■ PROBLEM DETAILS ■
Report how many lines in the records hold the string "ссылки"; give the number and nothing else.

A run of records

++++

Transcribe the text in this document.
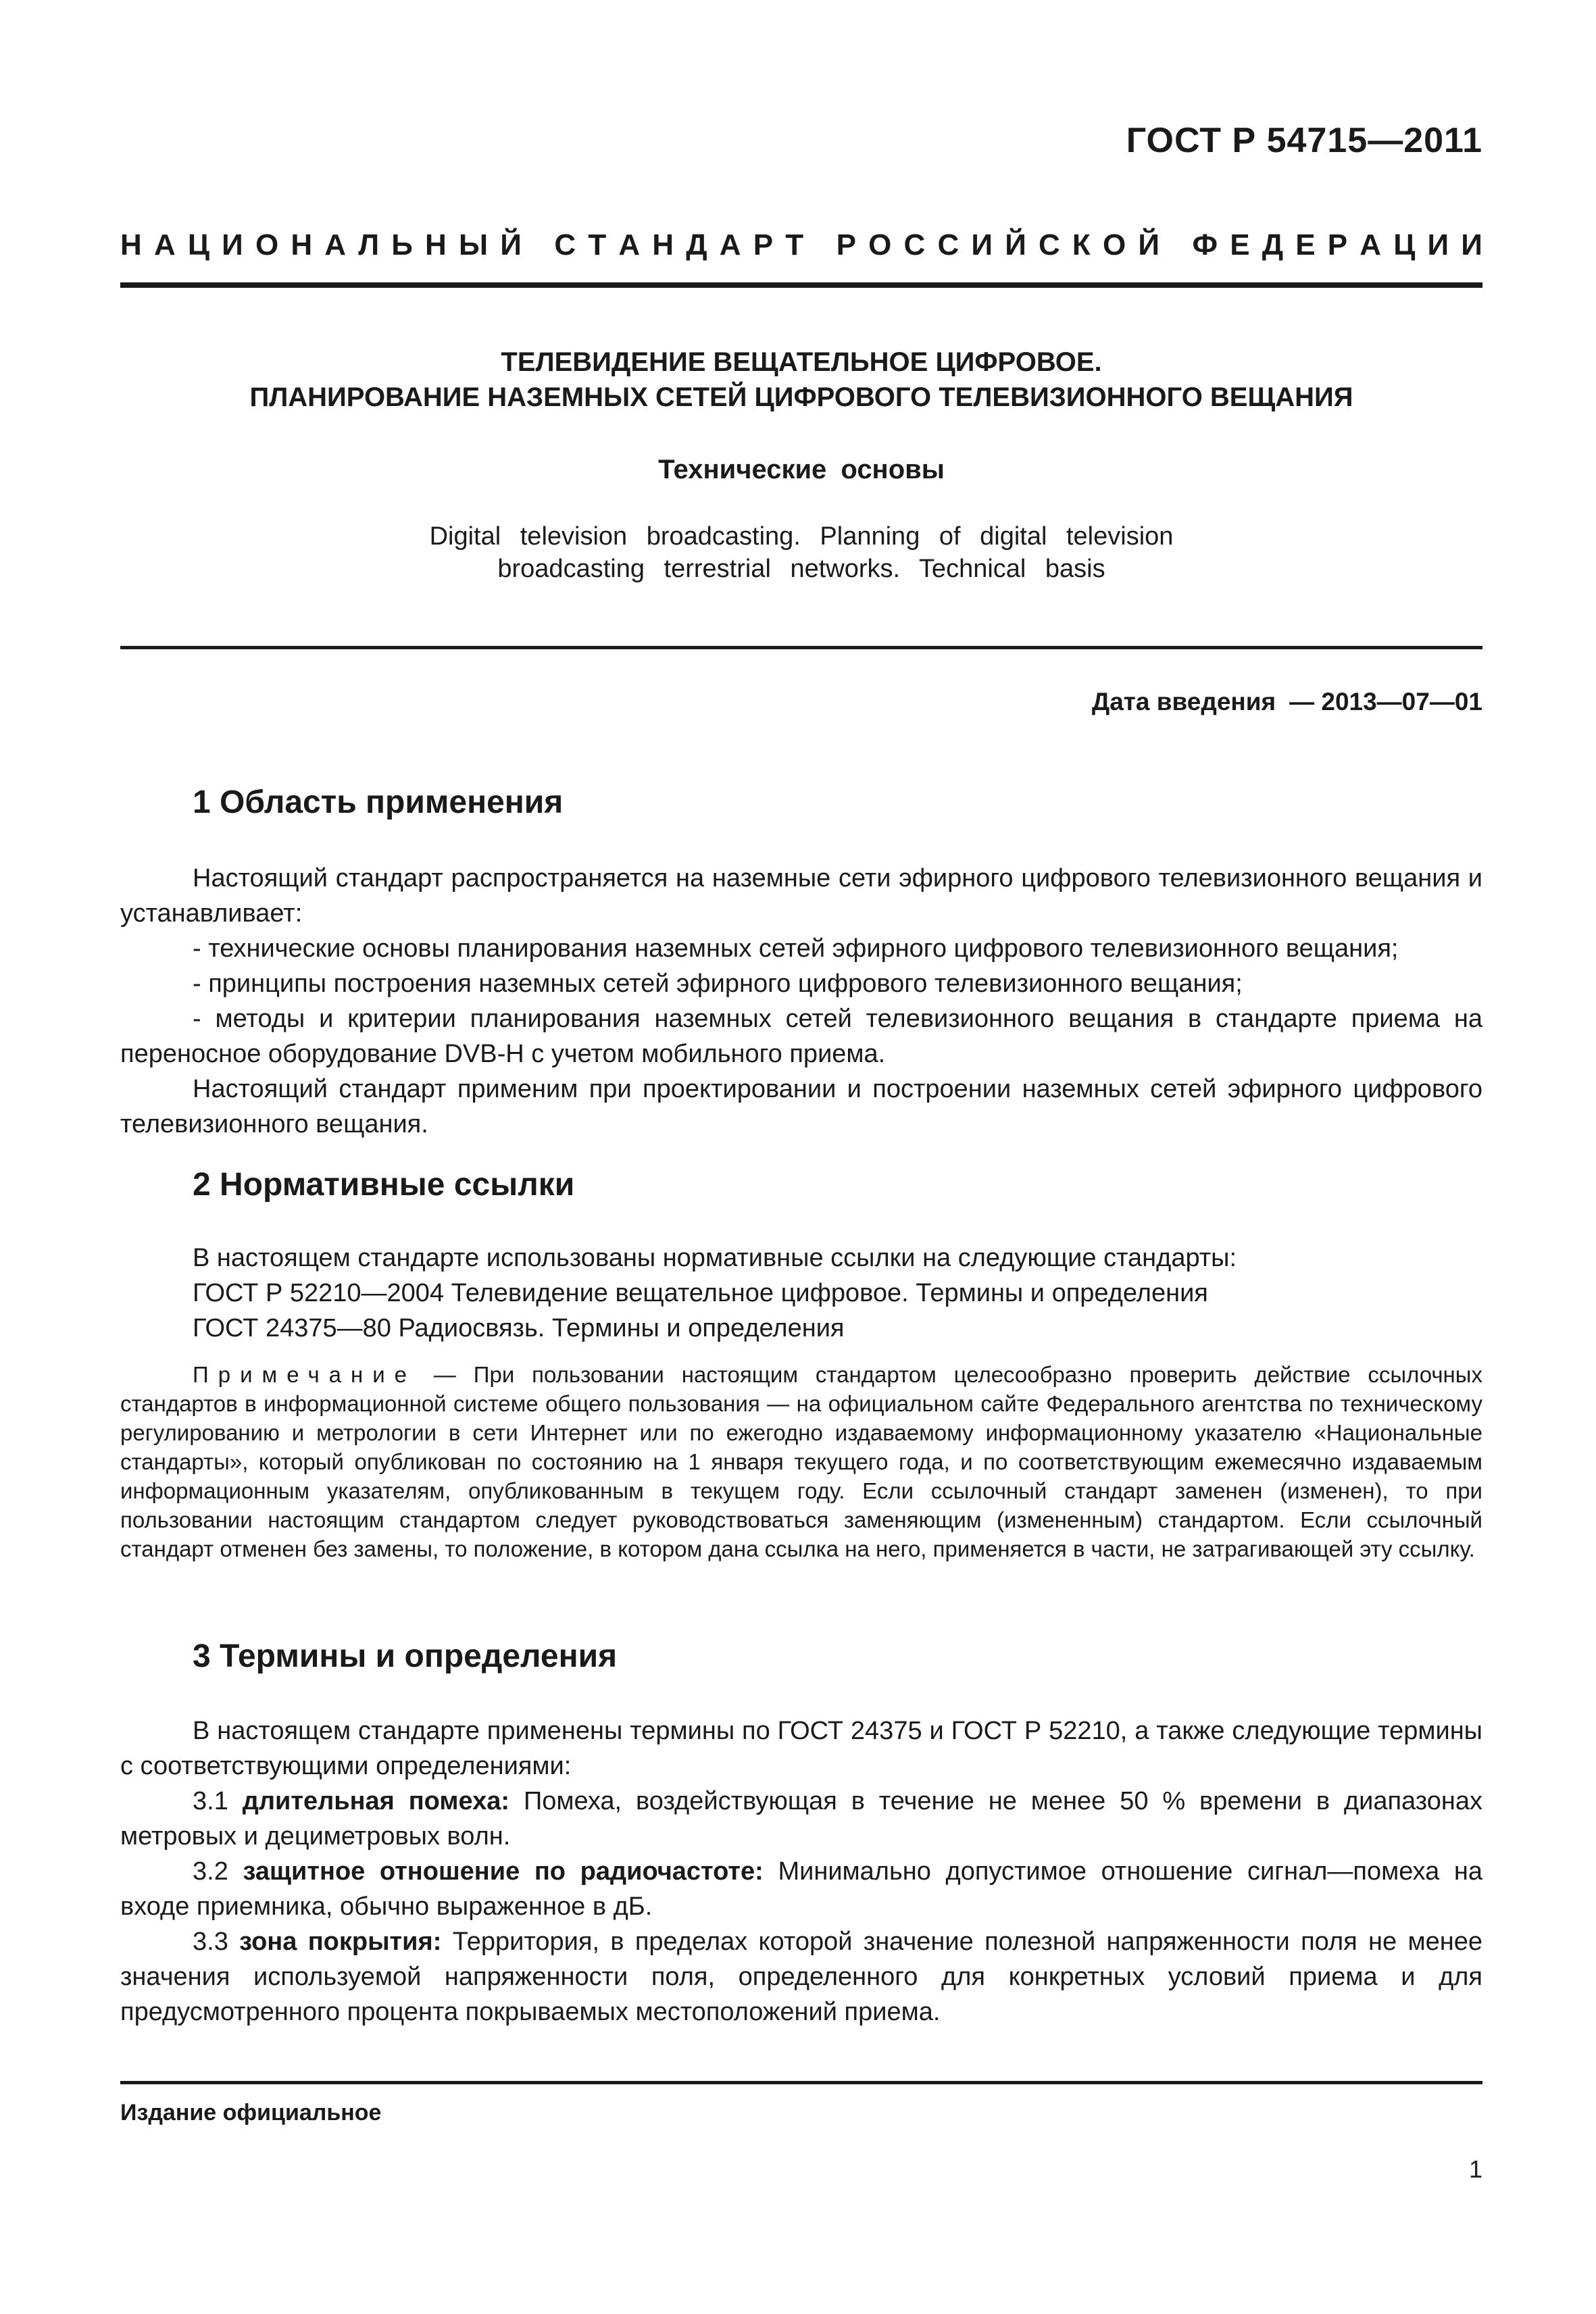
ГОСТ Р 54715—2011
Н А Ц И О Н А Л Ь Н Ы Й
С Т А Н Д А Р Т
Р О С С И Й С К О Й
Ф Е Д Е Р А Ц И И
ТЕЛЕВИДЕНИЕ ВЕЩАТЕЛЬНОЕ ЦИФРОВОЕ.
ПЛАНИРОВАНИЕ НАЗЕМНЫХ СЕТЕЙ ЦИФРОВОГО ТЕЛЕВИЗИОННОГО ВЕЩАНИЯ
Технические основы
Digital television broadcasting. Planning of digital television
broadcasting terrestrial networks. Technical basis
Дата введения — 2013—07—01
1 Область применения

Настоящий стандарт распространяется на наземные сети эфирного цифрового телевизионного вещания и устанавливает:

- технические основы планирования наземных сетей эфирного цифрового телевизионного вещания;

- принципы построения наземных сетей эфирного цифрового телевизионного вещания;

- методы и критерии планирования наземных сетей телевизионного вещания в стандарте приема на переносное оборудование DVB-H с учетом мобильного приема.

Настоящий стандарт применим при проектировании и построении наземных сетей эфирного цифрового телевизионного вещания.

2 Нормативные ссылки

В настоящем стандарте использованы нормативные ссылки на следующие стандарты:

ГОСТ Р 52210—2004 Телевидение вещательное цифровое. Термины и определения

ГОСТ 24375—80 Радиосвязь. Термины и определения

Примечание — При пользовании настоящим стандартом целесообразно проверить действие ссылочных стандартов в информационной системе общего пользования — на официальном сайте Федерального агентства по техническому регулированию и метрологии в сети Интернет или по ежегодно издаваемому информационному указателю «Национальные стандарты», который опубликован по состоянию на 1 января текущего года, и по соответствующим ежемесячно издаваемым информационным указателям, опубликованным в текущем году. Если ссылочный стандарт заменен (изменен), то при пользовании настоящим стандартом следует руководствоваться заменяющим (измененным) стандартом. Если ссылочный стандарт отменен без замены, то положение, в котором дана ссылка на него, применяется в части, не затрагивающей эту ссылку.

3 Термины и определения

В настоящем стандарте применены термины по ГОСТ 24375 и ГОСТ Р 52210, а также следующие термины с соответствующими определениями:

3.1 длительная помеха: Помеха, воздействующая в течение не менее 50 % времени в диапазонах метровых и дециметровых волн.

3.2 защитное отношение по радиочастоте: Минимально допустимое отношение сигнал—помеха на входе приемника, обычно выраженное в дБ.

3.3 зона покрытия: Территория, в пределах которой значение полезной напряженности поля не менее значения используемой напряженности поля, определенного для конкретных условий приема и для предусмотренного процента покрываемых местоположений приема.

Издание официальное
1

++++

■ THE ANSWER ■
2